■ Raw records ■
+===+

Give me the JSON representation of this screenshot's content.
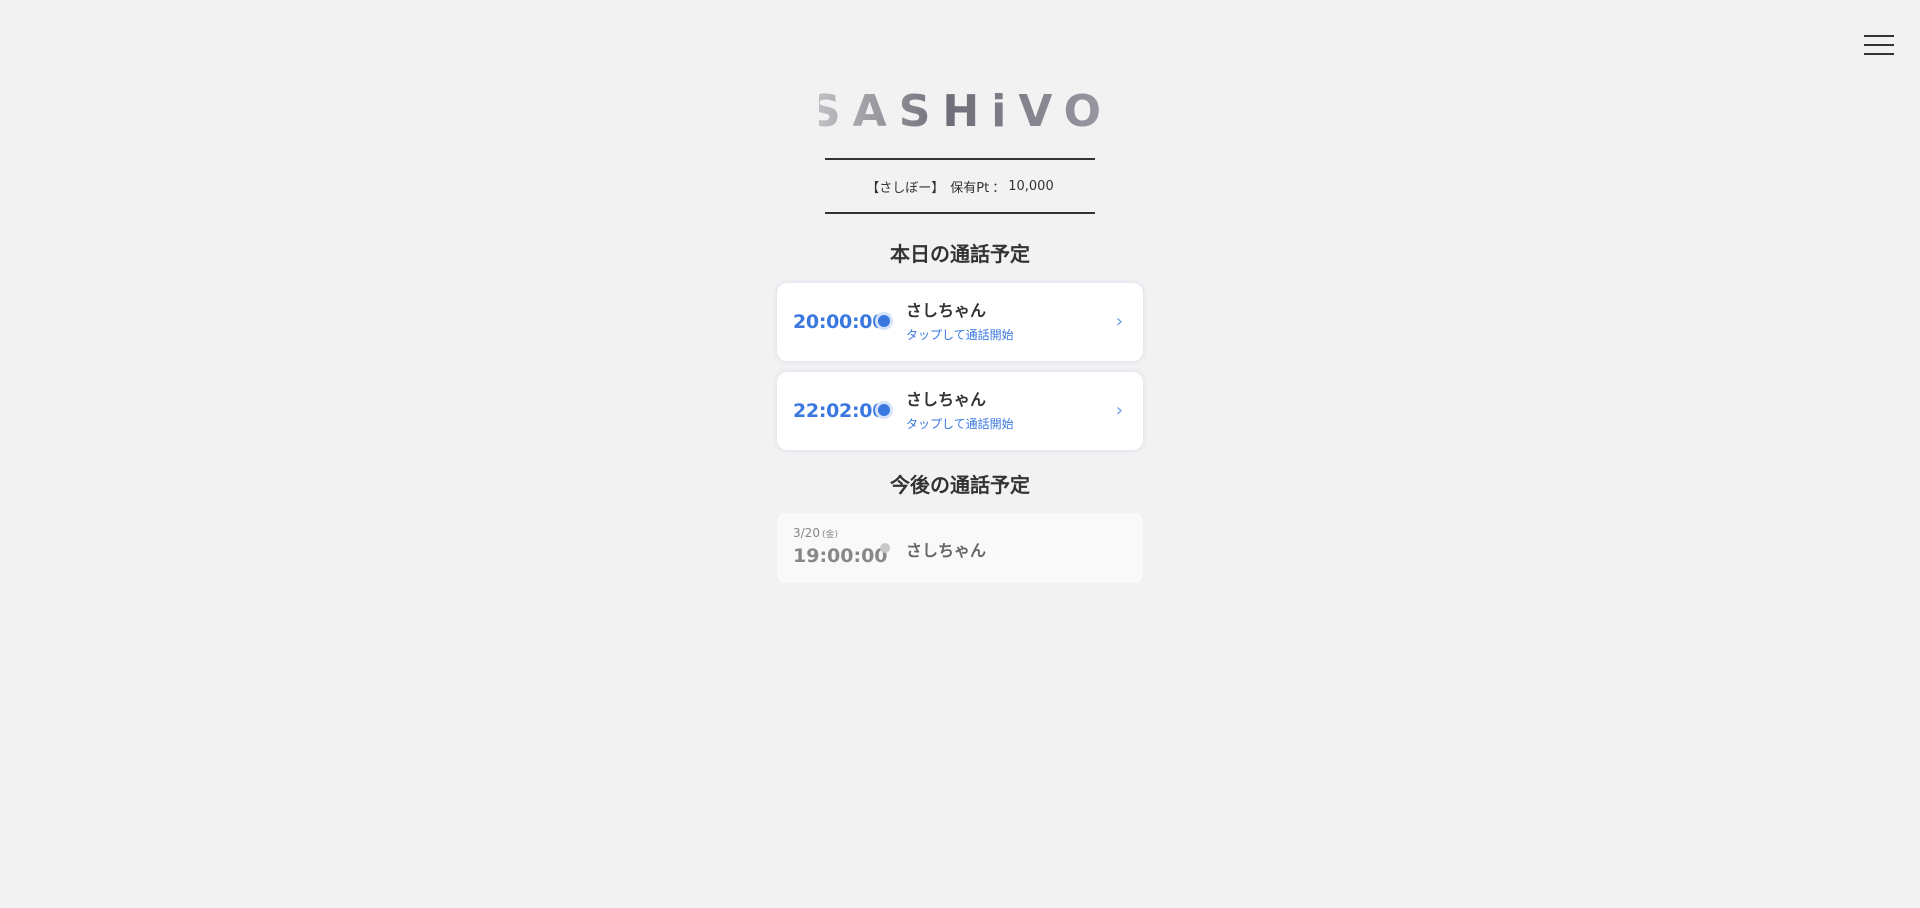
{
  "header": {
    "logo_text": "SASHiVO",
    "menu_icon": "hamburger-menu-icon"
  },
  "points": {
    "nickname": "【さしぼー】",
    "label": "保有Pt",
    "separator": "：",
    "value": "10,000"
  },
  "today": {
    "title": "本日の通話予定",
    "calls": [
      {
        "time": "20:00:00",
        "name": "さしちゃん",
        "action": "タップして通話開始"
      },
      {
        "time": "22:02:00",
        "name": "さしちゃん",
        "action": "タップして通話開始"
      }
    ]
  },
  "future": {
    "title": "今後の通話予定",
    "calls": [
      {
        "date": "3/20",
        "day": "(金)",
        "time": "19:00:00",
        "name": "さしちゃん"
      }
    ]
  },
  "colors": {
    "accent": "#3a78e0",
    "background": "#f2f2f2"
  }
}
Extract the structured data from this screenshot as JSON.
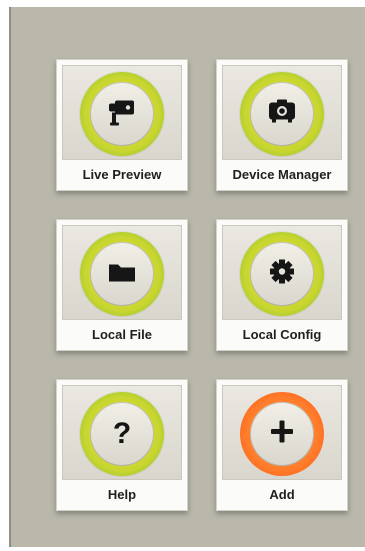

+===+

■ Written exercise ■
Where a line above contains the string "time", copy that line.

■ Output ■
        "time": "20:00:00",
        "time": "22:02:00",
        "time": "19:00:00",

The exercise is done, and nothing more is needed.